Begin Input material

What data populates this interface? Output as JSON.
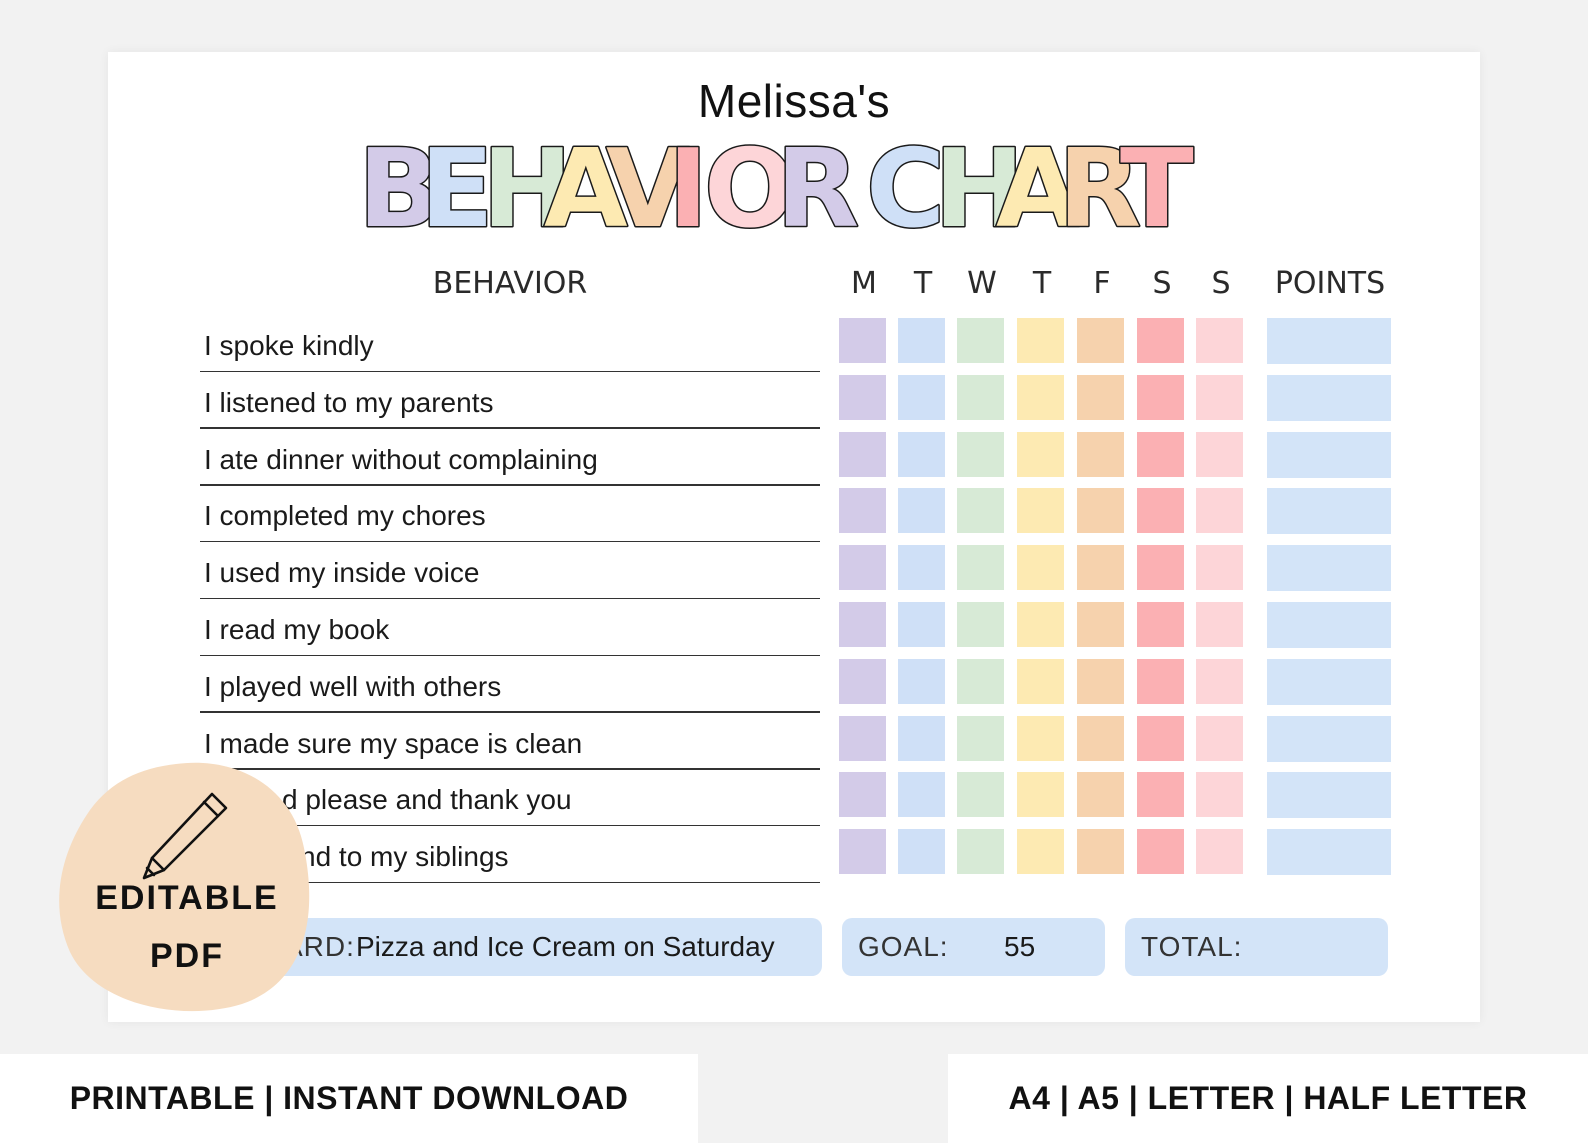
{
  "chart": {
    "child_name": "Melissa's",
    "title_word1": "BEHAVIOR",
    "title_word2": "CHART",
    "headers": {
      "behavior": "BEHAVIOR",
      "points": "POINTS",
      "days": [
        "M",
        "T",
        "W",
        "T",
        "F",
        "S",
        "S"
      ]
    },
    "day_colors": [
      "#d3cbe8",
      "#cfe0f7",
      "#d7ead6",
      "#fdeab2",
      "#f6d2ad",
      "#fbb0b3",
      "#fdd5d8"
    ],
    "points_color": "#d3e4f8",
    "behaviors": [
      "I spoke kindly",
      "I listened to my parents",
      "I ate dinner without complaining",
      "I completed my chores",
      "I used my inside voice",
      "I read my book",
      "I played well with others",
      "I made sure my space is clean",
      "   ...d please and thank you",
      "   ...nd to my siblings"
    ],
    "behaviors_visible": [
      "I spoke kindly",
      "I listened to my parents",
      "I ate dinner without complaining",
      "I completed my chores",
      "I used my inside voice",
      "I read my book",
      "I played well with others",
      "I made sure my space is clean",
      "d please and thank you",
      "nd to my siblings"
    ],
    "footer": {
      "reward_label": "ARD:",
      "reward_value": "Pizza and Ice Cream on Saturday",
      "goal_label": "GOAL:",
      "goal_value": "55",
      "total_label": "TOTAL:",
      "total_value": ""
    }
  },
  "badge": {
    "line1": "EDITABLE",
    "line2": "PDF",
    "color": "#f6dcc0",
    "icon": "pencil-icon"
  },
  "banners": {
    "left": "PRINTABLE  |  INSTANT DOWNLOAD",
    "right": "A4 | A5 | LETTER | HALF LETTER"
  }
}
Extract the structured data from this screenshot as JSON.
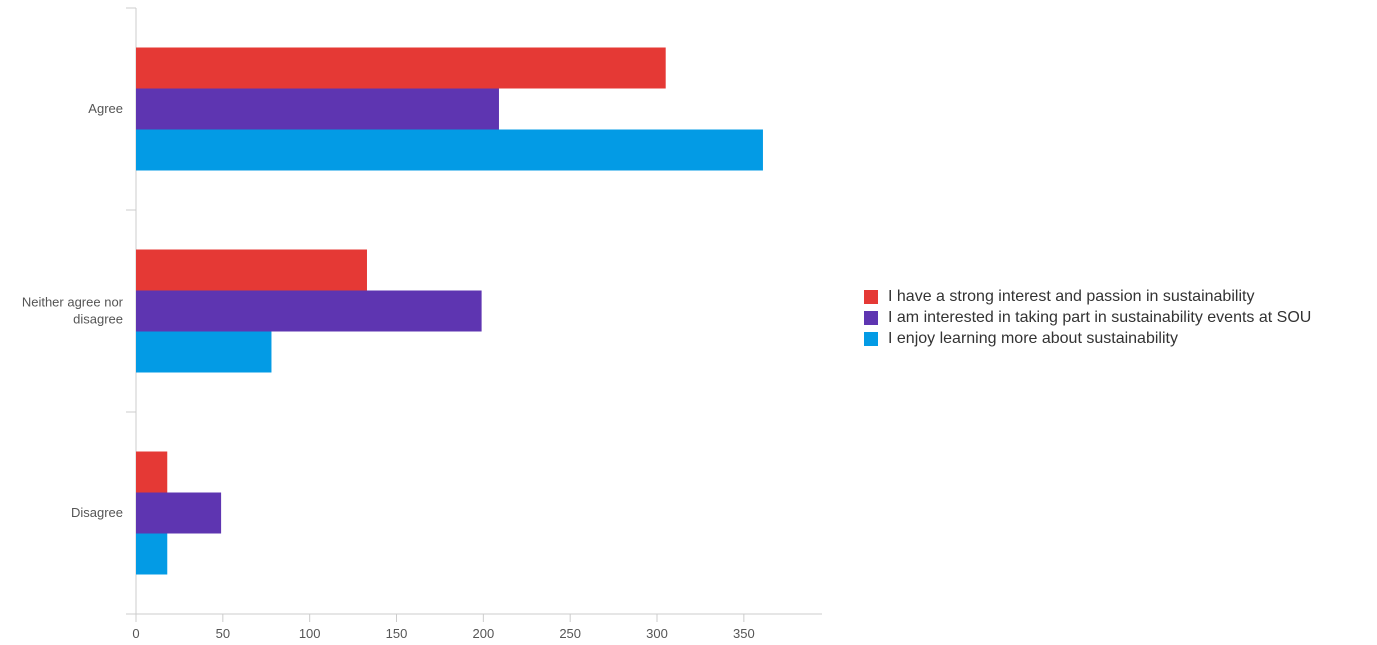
{
  "chart_data": {
    "type": "bar",
    "orientation": "horizontal",
    "title": "",
    "xlabel": "",
    "ylabel": "",
    "categories": [
      "Agree",
      "Neither agree nor disagree",
      "Disagree"
    ],
    "category_lines": [
      [
        "Agree"
      ],
      [
        "Neither agree nor",
        "disagree"
      ],
      [
        "Disagree"
      ]
    ],
    "series": [
      {
        "name": "I have a strong interest and passion in sustainability",
        "color": "#e53935",
        "values": [
          305,
          133,
          18
        ]
      },
      {
        "name": "I am interested in taking part in sustainability events at SOU",
        "color": "#5e35b1",
        "values": [
          209,
          199,
          49
        ]
      },
      {
        "name": "I enjoy learning more about sustainability",
        "color": "#039be5",
        "values": [
          361,
          78,
          18
        ]
      }
    ],
    "xlim": [
      0,
      395
    ],
    "xticks": [
      0,
      50,
      100,
      150,
      200,
      250,
      300,
      350
    ],
    "grid": false,
    "legend_position": "right"
  }
}
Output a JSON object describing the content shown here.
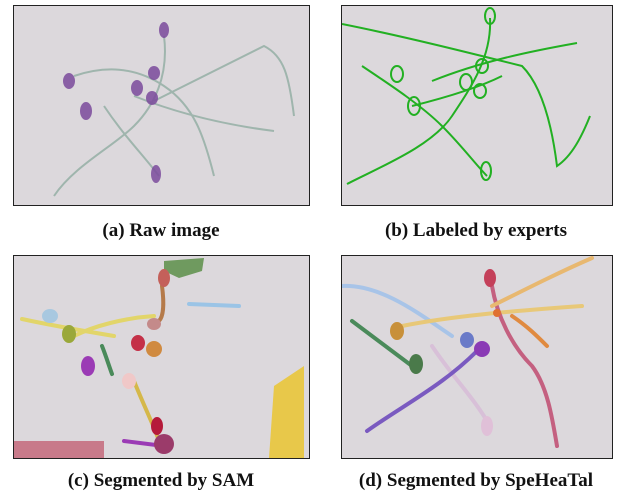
{
  "panels": [
    {
      "caption": "(a) Raw image"
    },
    {
      "caption": "(b) Labeled by experts"
    },
    {
      "caption": "(c) Segmented by SAM"
    },
    {
      "caption": "(d) Segmented by SpeHeaTal"
    }
  ]
}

End Input material

What you should do
List all lines where "right" occurs.

Answer below
    "right": "A4 | A5 | LETTER | HALF LETTER"
    "legend_position": "right"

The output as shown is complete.